PROBLEM REQUIREMENTS: Skip all pictures, then print the remaining material exactly.

DATASET RECORDS:
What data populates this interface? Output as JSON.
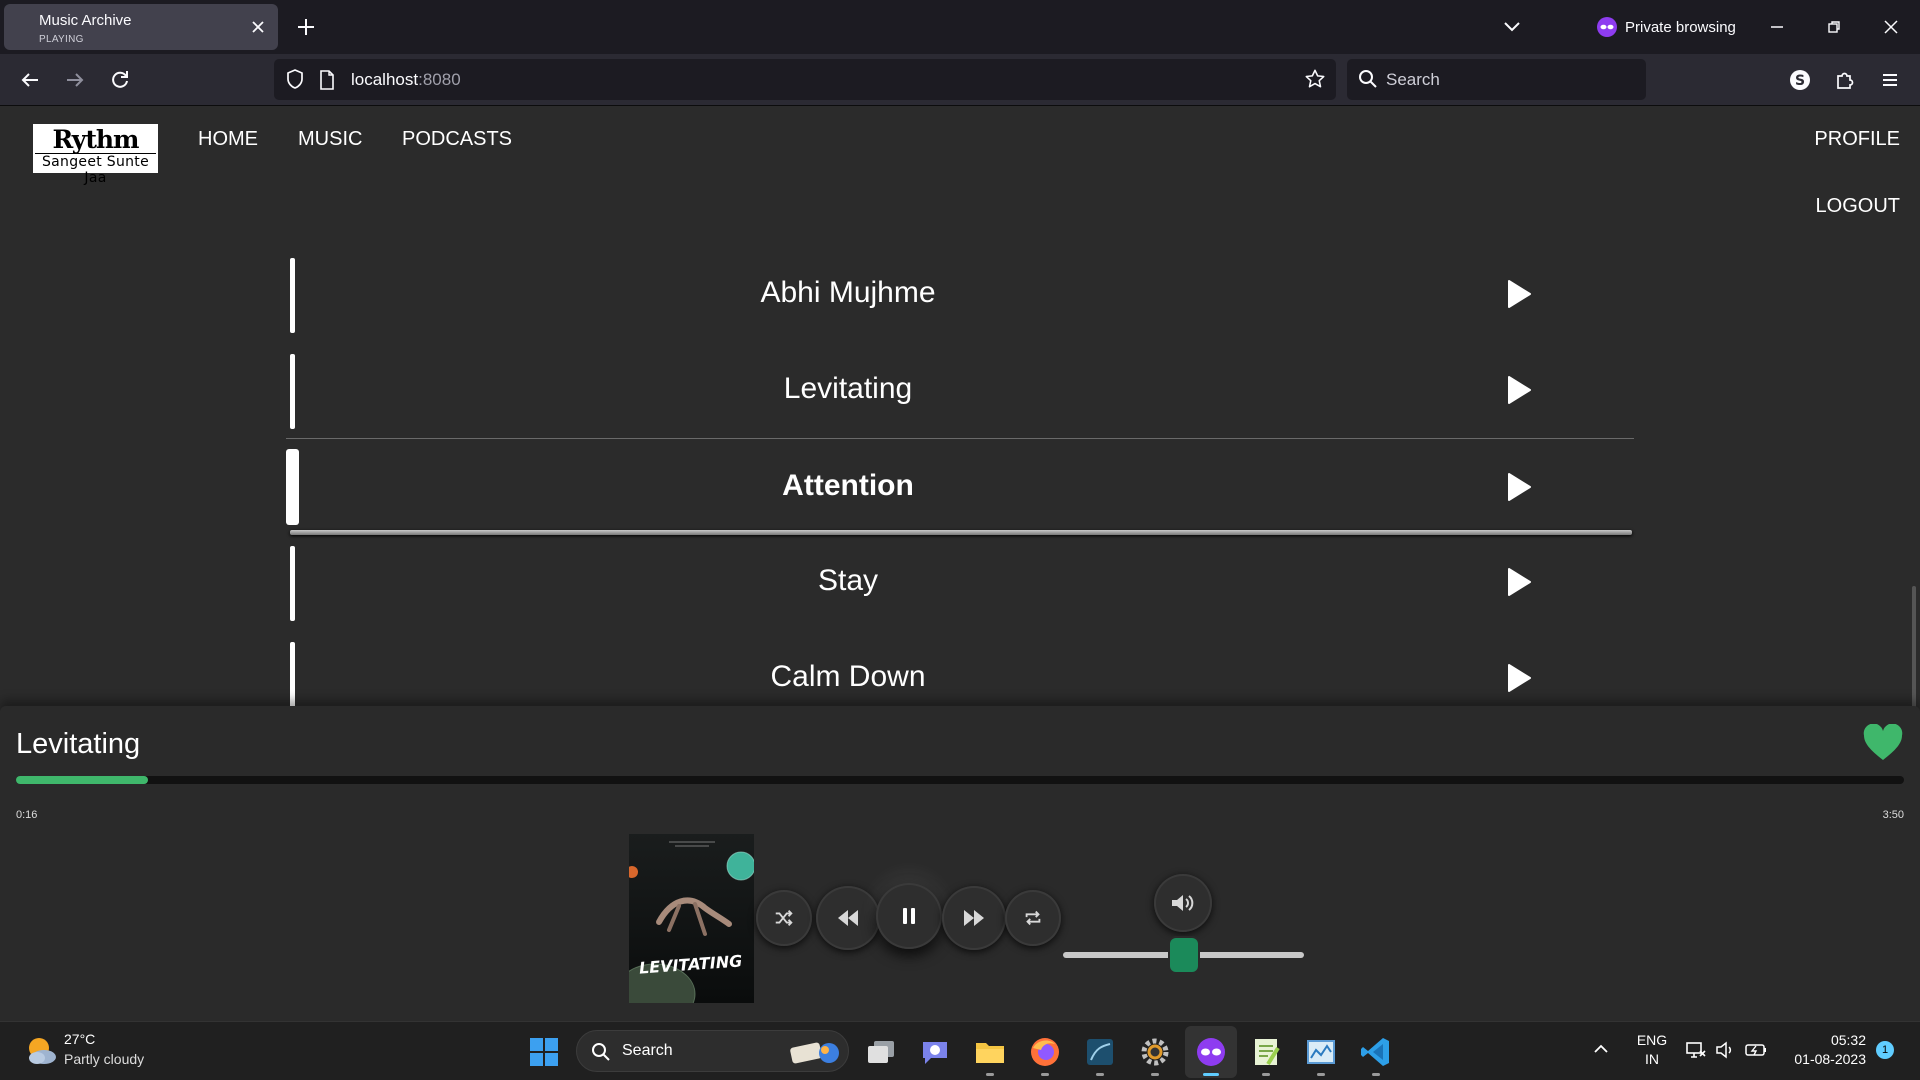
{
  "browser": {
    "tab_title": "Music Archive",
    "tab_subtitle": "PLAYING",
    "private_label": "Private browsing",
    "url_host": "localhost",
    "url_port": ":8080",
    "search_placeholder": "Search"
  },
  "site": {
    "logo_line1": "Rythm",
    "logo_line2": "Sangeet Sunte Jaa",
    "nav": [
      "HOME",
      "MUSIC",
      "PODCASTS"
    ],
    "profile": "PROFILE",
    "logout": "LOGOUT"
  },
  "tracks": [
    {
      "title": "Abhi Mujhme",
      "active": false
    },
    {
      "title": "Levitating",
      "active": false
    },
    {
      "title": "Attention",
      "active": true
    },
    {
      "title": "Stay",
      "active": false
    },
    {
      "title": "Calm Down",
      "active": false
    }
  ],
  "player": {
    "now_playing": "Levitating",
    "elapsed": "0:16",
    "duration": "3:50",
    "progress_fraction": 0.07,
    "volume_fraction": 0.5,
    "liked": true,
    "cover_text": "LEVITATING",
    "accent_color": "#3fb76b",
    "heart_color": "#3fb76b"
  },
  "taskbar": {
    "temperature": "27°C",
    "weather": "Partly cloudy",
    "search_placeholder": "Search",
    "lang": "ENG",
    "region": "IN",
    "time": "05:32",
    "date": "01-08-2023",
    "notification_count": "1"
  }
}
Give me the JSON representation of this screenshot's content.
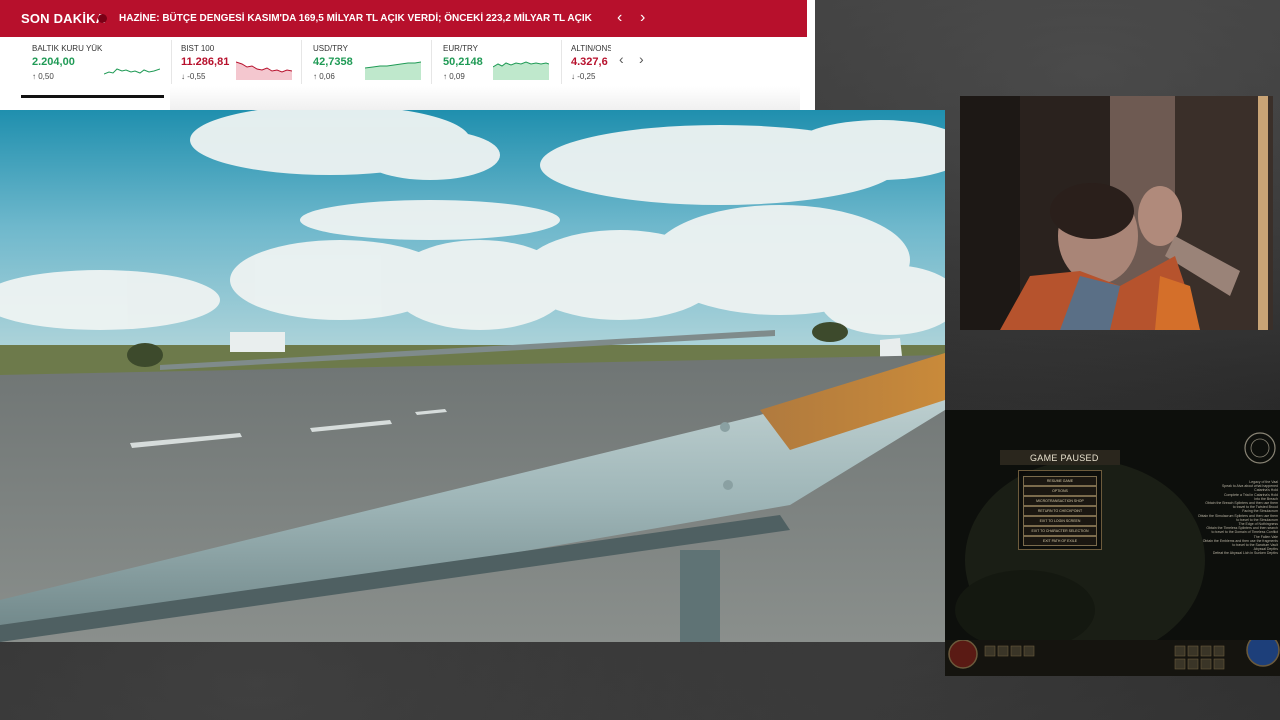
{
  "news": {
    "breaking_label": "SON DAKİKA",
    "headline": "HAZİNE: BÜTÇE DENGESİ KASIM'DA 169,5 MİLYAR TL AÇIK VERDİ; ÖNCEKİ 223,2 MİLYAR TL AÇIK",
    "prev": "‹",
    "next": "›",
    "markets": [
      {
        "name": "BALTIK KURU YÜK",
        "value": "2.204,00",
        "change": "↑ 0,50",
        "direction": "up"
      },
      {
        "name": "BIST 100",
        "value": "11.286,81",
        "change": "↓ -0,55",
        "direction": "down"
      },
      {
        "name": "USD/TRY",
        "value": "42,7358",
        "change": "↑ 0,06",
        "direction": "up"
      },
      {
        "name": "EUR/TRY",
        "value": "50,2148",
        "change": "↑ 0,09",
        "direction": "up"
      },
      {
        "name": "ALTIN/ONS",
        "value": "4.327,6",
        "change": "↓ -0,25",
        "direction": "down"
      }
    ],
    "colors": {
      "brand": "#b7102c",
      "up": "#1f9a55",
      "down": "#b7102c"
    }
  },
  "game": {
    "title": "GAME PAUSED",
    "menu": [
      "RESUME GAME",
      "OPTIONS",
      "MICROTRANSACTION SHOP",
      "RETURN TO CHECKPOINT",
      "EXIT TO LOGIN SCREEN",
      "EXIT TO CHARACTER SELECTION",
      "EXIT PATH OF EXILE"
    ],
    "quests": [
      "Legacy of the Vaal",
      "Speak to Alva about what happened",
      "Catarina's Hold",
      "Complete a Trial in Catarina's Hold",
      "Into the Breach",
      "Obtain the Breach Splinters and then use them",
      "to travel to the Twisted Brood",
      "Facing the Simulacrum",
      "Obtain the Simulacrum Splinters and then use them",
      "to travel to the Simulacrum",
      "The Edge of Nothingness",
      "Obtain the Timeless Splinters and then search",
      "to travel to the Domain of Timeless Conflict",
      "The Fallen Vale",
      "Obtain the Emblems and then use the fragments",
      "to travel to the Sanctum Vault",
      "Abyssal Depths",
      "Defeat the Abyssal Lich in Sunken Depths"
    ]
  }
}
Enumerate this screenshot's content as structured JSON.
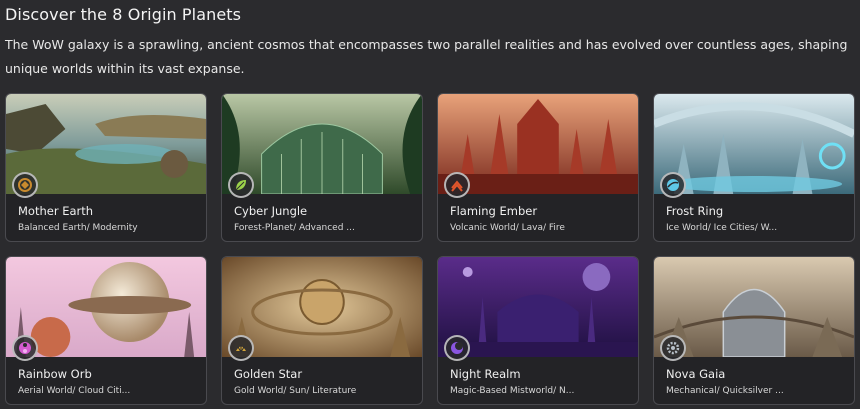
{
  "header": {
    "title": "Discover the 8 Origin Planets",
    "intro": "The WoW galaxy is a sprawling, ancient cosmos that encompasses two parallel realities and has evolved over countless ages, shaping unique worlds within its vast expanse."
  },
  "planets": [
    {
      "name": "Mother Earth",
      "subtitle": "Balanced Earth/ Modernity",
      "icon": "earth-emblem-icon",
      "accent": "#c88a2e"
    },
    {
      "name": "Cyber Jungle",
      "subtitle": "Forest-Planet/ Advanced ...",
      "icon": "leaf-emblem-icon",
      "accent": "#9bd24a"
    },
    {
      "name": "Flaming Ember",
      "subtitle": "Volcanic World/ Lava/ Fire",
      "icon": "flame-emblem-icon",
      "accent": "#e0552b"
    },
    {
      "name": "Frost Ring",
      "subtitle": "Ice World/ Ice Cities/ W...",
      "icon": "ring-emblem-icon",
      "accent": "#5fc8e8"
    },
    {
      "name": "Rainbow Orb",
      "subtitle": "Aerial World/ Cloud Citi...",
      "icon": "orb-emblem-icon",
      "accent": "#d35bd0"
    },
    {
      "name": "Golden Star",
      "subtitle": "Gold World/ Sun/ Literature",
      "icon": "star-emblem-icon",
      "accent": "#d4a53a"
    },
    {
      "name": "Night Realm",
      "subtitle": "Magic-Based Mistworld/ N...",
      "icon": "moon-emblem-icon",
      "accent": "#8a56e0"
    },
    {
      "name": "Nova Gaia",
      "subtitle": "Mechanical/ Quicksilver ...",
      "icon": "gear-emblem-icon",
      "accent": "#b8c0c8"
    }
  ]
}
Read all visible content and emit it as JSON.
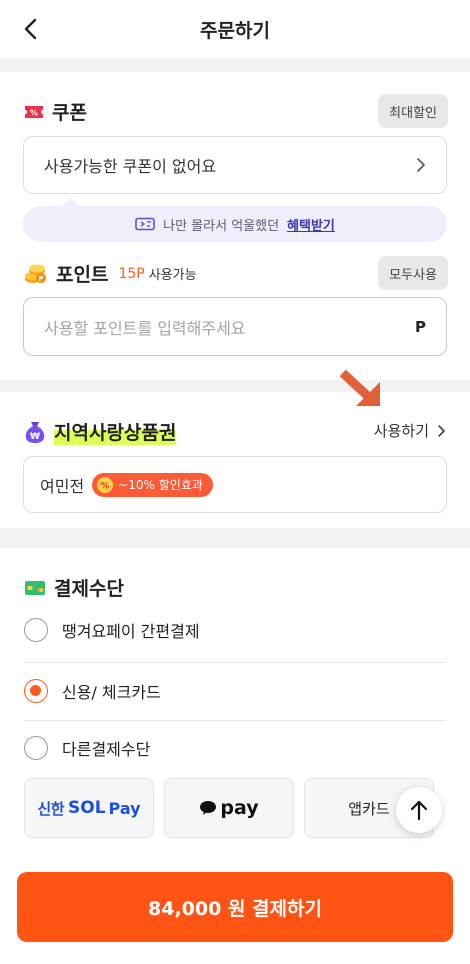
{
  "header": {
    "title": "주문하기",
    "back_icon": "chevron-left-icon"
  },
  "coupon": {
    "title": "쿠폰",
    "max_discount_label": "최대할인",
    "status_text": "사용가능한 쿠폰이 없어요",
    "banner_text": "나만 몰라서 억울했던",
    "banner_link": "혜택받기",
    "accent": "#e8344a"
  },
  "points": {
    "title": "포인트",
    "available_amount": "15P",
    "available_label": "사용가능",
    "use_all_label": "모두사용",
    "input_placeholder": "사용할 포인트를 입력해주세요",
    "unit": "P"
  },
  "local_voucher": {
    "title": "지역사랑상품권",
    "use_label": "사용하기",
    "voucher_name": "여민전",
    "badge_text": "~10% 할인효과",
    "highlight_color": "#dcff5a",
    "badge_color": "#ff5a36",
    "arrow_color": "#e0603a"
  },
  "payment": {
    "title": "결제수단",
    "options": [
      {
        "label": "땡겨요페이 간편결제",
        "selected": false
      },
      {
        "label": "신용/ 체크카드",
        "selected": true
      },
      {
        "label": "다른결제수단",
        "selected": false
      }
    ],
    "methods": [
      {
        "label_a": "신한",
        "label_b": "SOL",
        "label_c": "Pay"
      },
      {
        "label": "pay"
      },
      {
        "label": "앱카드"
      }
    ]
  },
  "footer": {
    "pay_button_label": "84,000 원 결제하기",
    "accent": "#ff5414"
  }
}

PROBLEM SOLUTION:
What data populates this interface? Output as JSON.
{
  "browser": {
    "tab_title": "Music Archive",
    "tab_subtitle": "PLAYING",
    "private_label": "Private browsing",
    "url_host": "localhost",
    "url_port": ":8080",
    "search_placeholder": "Search"
  },
  "site": {
    "logo_line1": "Rythm",
    "logo_line2": "Sangeet Sunte Jaa",
    "nav": [
      "HOME",
      "MUSIC",
      "PODCASTS"
    ],
    "profile": "PROFILE",
    "logout": "LOGOUT"
  },
  "tracks": [
    {
      "title": "Abhi Mujhme",
      "active": false
    },
    {
      "title": "Levitating",
      "active": false
    },
    {
      "title": "Attention",
      "active": true
    },
    {
      "title": "Stay",
      "active": false
    },
    {
      "title": "Calm Down",
      "active": false
    }
  ],
  "player": {
    "now_playing": "Levitating",
    "elapsed": "0:16",
    "duration": "3:50",
    "progress_fraction": 0.07,
    "volume_fraction": 0.5,
    "liked": true,
    "cover_text": "LEVITATING",
    "accent_color": "#3fb76b",
    "heart_color": "#3fb76b"
  },
  "taskbar": {
    "temperature": "27°C",
    "weather": "Partly cloudy",
    "search_placeholder": "Search",
    "lang": "ENG",
    "region": "IN",
    "time": "05:32",
    "date": "01-08-2023",
    "notification_count": "1"
  }
}
Give me the JSON representation of this screenshot's content.
{
  "news": {
    "breaking_label": "SON DAKİKA",
    "headline": "HAZİNE: BÜTÇE DENGESİ KASIM'DA 169,5 MİLYAR TL AÇIK VERDİ; ÖNCEKİ 223,2 MİLYAR TL AÇIK",
    "prev": "‹",
    "next": "›",
    "markets": [
      {
        "name": "BALTIK KURU YÜK",
        "value": "2.204,00",
        "change": "↑ 0,50",
        "direction": "up"
      },
      {
        "name": "BIST 100",
        "value": "11.286,81",
        "change": "↓ -0,55",
        "direction": "down"
      },
      {
        "name": "USD/TRY",
        "value": "42,7358",
        "change": "↑ 0,06",
        "direction": "up"
      },
      {
        "name": "EUR/TRY",
        "value": "50,2148",
        "change": "↑ 0,09",
        "direction": "up"
      },
      {
        "name": "ALTIN/ONS",
        "value": "4.327,6",
        "change": "↓ -0,25",
        "direction": "down"
      }
    ],
    "colors": {
      "brand": "#b7102c",
      "up": "#1f9a55",
      "down": "#b7102c"
    }
  },
  "game": {
    "title": "GAME PAUSED",
    "menu": [
      "RESUME GAME",
      "OPTIONS",
      "MICROTRANSACTION SHOP",
      "RETURN TO CHECKPOINT",
      "EXIT TO LOGIN SCREEN",
      "EXIT TO CHARACTER SELECTION",
      "EXIT PATH OF EXILE"
    ],
    "quests": [
      "Legacy of the Vaal",
      "Speak to Alva about what happened",
      "Catarina's Hold",
      "Complete a Trial in Catarina's Hold",
      "Into the Breach",
      "Obtain the Breach Splinters and then use them",
      "to travel to the Twisted Brood",
      "Facing the Simulacrum",
      "Obtain the Simulacrum Splinters and then use them",
      "to travel to the Simulacrum",
      "The Edge of Nothingness",
      "Obtain the Timeless Splinters and then search",
      "to travel to the Domain of Timeless Conflict",
      "The Fallen Vale",
      "Obtain the Emblems and then use the fragments",
      "to travel to the Sanctum Vault",
      "Abyssal Depths",
      "Defeat the Abyssal Lich in Sunken Depths"
    ]
  }
}
Enumerate this screenshot's content as structured JSON.
{
  "header": {
    "title": "Discover the 8 Origin Planets",
    "intro": "The WoW galaxy is a sprawling, ancient cosmos that encompasses two parallel realities and has evolved over countless ages, shaping unique worlds within its vast expanse."
  },
  "planets": [
    {
      "name": "Mother Earth",
      "subtitle": "Balanced Earth/ Modernity",
      "icon": "earth-emblem-icon",
      "accent": "#c88a2e"
    },
    {
      "name": "Cyber Jungle",
      "subtitle": "Forest-Planet/ Advanced ...",
      "icon": "leaf-emblem-icon",
      "accent": "#9bd24a"
    },
    {
      "name": "Flaming Ember",
      "subtitle": "Volcanic World/ Lava/ Fire",
      "icon": "flame-emblem-icon",
      "accent": "#e0552b"
    },
    {
      "name": "Frost Ring",
      "subtitle": "Ice World/ Ice Cities/ W...",
      "icon": "ring-emblem-icon",
      "accent": "#5fc8e8"
    },
    {
      "name": "Rainbow Orb",
      "subtitle": "Aerial World/ Cloud Citi...",
      "icon": "orb-emblem-icon",
      "accent": "#d35bd0"
    },
    {
      "name": "Golden Star",
      "subtitle": "Gold World/ Sun/ Literature",
      "icon": "star-emblem-icon",
      "accent": "#d4a53a"
    },
    {
      "name": "Night Realm",
      "subtitle": "Magic-Based Mistworld/ N...",
      "icon": "moon-emblem-icon",
      "accent": "#8a56e0"
    },
    {
      "name": "Nova Gaia",
      "subtitle": "Mechanical/ Quicksilver ...",
      "icon": "gear-emblem-icon",
      "accent": "#b8c0c8"
    }
  ]
}
Read all visible content and emit it as JSON.
{
  "header": {
    "title": "주문하기",
    "back_icon": "chevron-left-icon"
  },
  "coupon": {
    "title": "쿠폰",
    "max_discount_label": "최대할인",
    "status_text": "사용가능한 쿠폰이 없어요",
    "banner_text": "나만 몰라서 억울했던",
    "banner_link": "혜택받기",
    "accent": "#e8344a"
  },
  "points": {
    "title": "포인트",
    "available_amount": "15P",
    "available_label": "사용가능",
    "use_all_label": "모두사용",
    "input_placeholder": "사용할 포인트를 입력해주세요",
    "unit": "P"
  },
  "local_voucher": {
    "title": "지역사랑상품권",
    "use_label": "사용하기",
    "voucher_name": "여민전",
    "badge_text": "~10% 할인효과",
    "highlight_color": "#dcff5a",
    "badge_color": "#ff5a36",
    "arrow_color": "#e0603a"
  },
  "payment": {
    "title": "결제수단",
    "options": [
      {
        "label": "땡겨요페이 간편결제",
        "selected": false
      },
      {
        "label": "신용/ 체크카드",
        "selected": true
      },
      {
        "label": "다른결제수단",
        "selected": false
      }
    ],
    "methods": [
      {
        "label_a": "신한",
        "label_b": "SOL",
        "label_c": "Pay"
      },
      {
        "label": "pay"
      },
      {
        "label": "앱카드"
      }
    ]
  },
  "footer": {
    "pay_button_label": "84,000 원 결제하기",
    "accent": "#ff5414"
  }
}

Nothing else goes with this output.